**Short task**
Determine which lines of the records include the word "description", and copy them.

**Listed entries**
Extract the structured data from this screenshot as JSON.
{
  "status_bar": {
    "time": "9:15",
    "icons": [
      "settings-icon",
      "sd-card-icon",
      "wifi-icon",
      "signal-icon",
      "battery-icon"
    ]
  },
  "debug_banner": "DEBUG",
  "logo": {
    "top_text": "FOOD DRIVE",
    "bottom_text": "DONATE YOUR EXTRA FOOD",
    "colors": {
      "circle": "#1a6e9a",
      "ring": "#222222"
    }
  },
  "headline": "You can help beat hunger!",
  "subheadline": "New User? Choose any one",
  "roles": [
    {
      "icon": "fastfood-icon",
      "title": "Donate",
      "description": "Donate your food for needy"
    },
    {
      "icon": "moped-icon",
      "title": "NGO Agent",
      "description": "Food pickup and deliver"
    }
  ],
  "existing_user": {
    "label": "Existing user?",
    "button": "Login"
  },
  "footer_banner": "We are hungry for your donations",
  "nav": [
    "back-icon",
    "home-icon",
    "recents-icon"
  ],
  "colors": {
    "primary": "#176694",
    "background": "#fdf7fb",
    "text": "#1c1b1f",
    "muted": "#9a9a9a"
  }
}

**Answer to the exercise**
      "description": "Donate your food for needy"
      "description": "Food pickup and deliver"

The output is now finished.